• **Tugas yang Diberikan 1**
Tukar "bar" dengan "batang" pada baris-baris data di bawah, mulai dari baris yang memuat "x-tick-label: 40 (241, 148, 249, 157)" sampai baris yang memuat "x-tick-label: 20 (191, 423, 199, 432)", lalu tuliskan kembali baris-baris itu saja tanpa perubahan lain.

• **Halaman**
Melihat kenyataan-kenyataan ini seolah Soeharto ingin membalas hutang budinya kepada Amerika yang telah membantu menghancurkan PKI yang merupakan salah satu pilar kuat penopang pemerintahan Bung Karno. PKI dijadikan kambing hitam pembunuhan tujuh jenderal yang pro Bung Karno melalui Gestapu.

Sebagai generasi yang dilahirkan pada saat Orde Baru sedang bekuasa, satu hal yang sangat saya syukuri adalah tidak pernah sekali pun saya menonton Penumpasan Pengkhianatan G 30 S PKI, film dokumenter yang dibuat sebagai upaya untuk menciptakan pengkultusan terhadap Soeharto, yang pada masa itu selalu tayang di TVRI setiap tanggal 30 September. Saya hanya mendengar sedikit kisahnya dari teman sekolah yang sudah menontonnya. Setidaknya, itu membuat saya bisa lepas dari jeratan propaganda sejarah versi pemenang dalam tragedi Gestapu.

• **Tugas yang Diberikan 2**
Alihkan kalimat dari halaman tentang film G 30 S PKI ini ke dalam bahasa Inggris: "Saya hanya mendengar sedikit kisahnya dari teman sekolah yang sudah menontonnya."

• **Baris yang Disediakan**
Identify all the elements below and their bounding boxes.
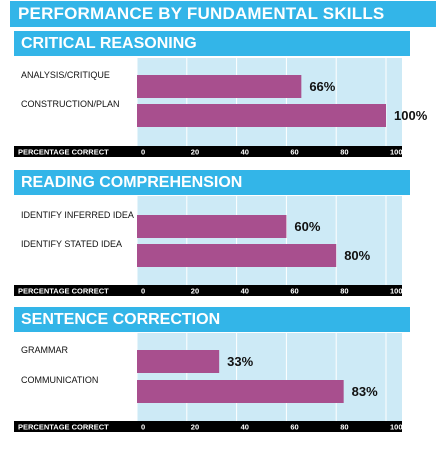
x-tick-label: 40 (241, 148, 249, 157)
x-tick-label: 40 (241, 287, 249, 296)
x-tick-label: 60 (290, 423, 298, 432)
section-title-reading-comprehension: READING COMPREHENSION (14, 170, 410, 195)
x-tick-label: 0 (141, 287, 145, 296)
bar (137, 104, 386, 127)
bar (137, 350, 220, 373)
bar (137, 75, 302, 98)
category-label: COMMUNICATION (21, 375, 98, 385)
x-tick-label: 100 (390, 287, 403, 296)
x-tick-label: 40 (241, 423, 249, 432)
x-tick-label: 20 (191, 423, 199, 432)
value-label: 33% (227, 354, 253, 369)
plot-area (137, 58, 402, 146)
plot-area (137, 333, 402, 421)
bar (137, 380, 344, 403)
x-tick-label: 80 (340, 287, 348, 296)
value-label: 80% (344, 248, 370, 263)
plot-area (137, 196, 402, 285)
category-label: IDENTIFY INFERRED IDEA (21, 210, 134, 220)
value-label: 83% (352, 384, 378, 399)
section-title-sentence-correction: SENTENCE CORRECTION (14, 307, 410, 332)
main-title: PERFORMANCE BY FUNDAMENTAL SKILLS (10, 1, 436, 27)
x-tick-label: 100 (390, 423, 403, 432)
x-tick-label: 80 (340, 423, 348, 432)
x-tick-label: 0 (141, 148, 145, 157)
value-label: 100% (394, 108, 428, 123)
section-title-critical-reasoning: CRITICAL REASONING (14, 31, 410, 56)
x-axis-label: PERCENTAGE CORRECT (18, 287, 109, 296)
axis-strip (14, 421, 402, 432)
category-label: ANALYSIS/CRITIQUE (21, 70, 110, 80)
x-tick-label: 80 (340, 148, 348, 157)
x-tick-label: 0 (141, 423, 145, 432)
x-tick-label: 20 (191, 148, 199, 157)
x-tick-label: 60 (290, 287, 298, 296)
bar (137, 244, 337, 267)
x-tick-label: 20 (191, 287, 199, 296)
category-label: GRAMMAR (21, 345, 69, 355)
value-label: 66% (309, 79, 335, 94)
value-label: 60% (294, 219, 320, 234)
axis-strip (14, 146, 402, 157)
axis-strip (14, 285, 402, 296)
x-tick-label: 100 (390, 148, 403, 157)
category-label: IDENTIFY STATED IDEA (21, 239, 122, 249)
x-tick-label: 60 (290, 148, 298, 157)
x-axis-label: PERCENTAGE CORRECT (18, 148, 109, 157)
category-label: CONSTRUCTION/PLAN (21, 99, 120, 109)
bar (137, 215, 287, 238)
x-axis-label: PERCENTAGE CORRECT (18, 423, 109, 432)
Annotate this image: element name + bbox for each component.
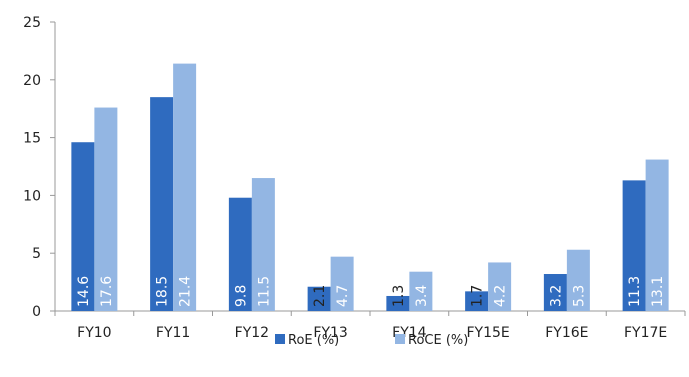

• **Jawaban Akhir 1**
x-tick-label: 40 (241, 148, 249, 157)
x-tick-label: 40 (241, 287, 249, 296)
x-tick-label: 60 (290, 423, 298, 432)
section-title-reading-comprehension: READING COMPREHENSION (14, 170, 410, 195)
x-tick-label: 0 (141, 287, 145, 296)
batang (137, 104, 386, 127)
batang (137, 350, 220, 373)
batang (137, 75, 302, 98)
category-label: COMMUNICATION (21, 375, 98, 385)
x-tick-label: 100 (390, 287, 403, 296)
x-tick-label: 40 (241, 423, 249, 432)
x-tick-label: 20 (191, 423, 199, 432)

• **Jawaban Akhir 2**
I only heard a little of the story from a school friend who had already watched it.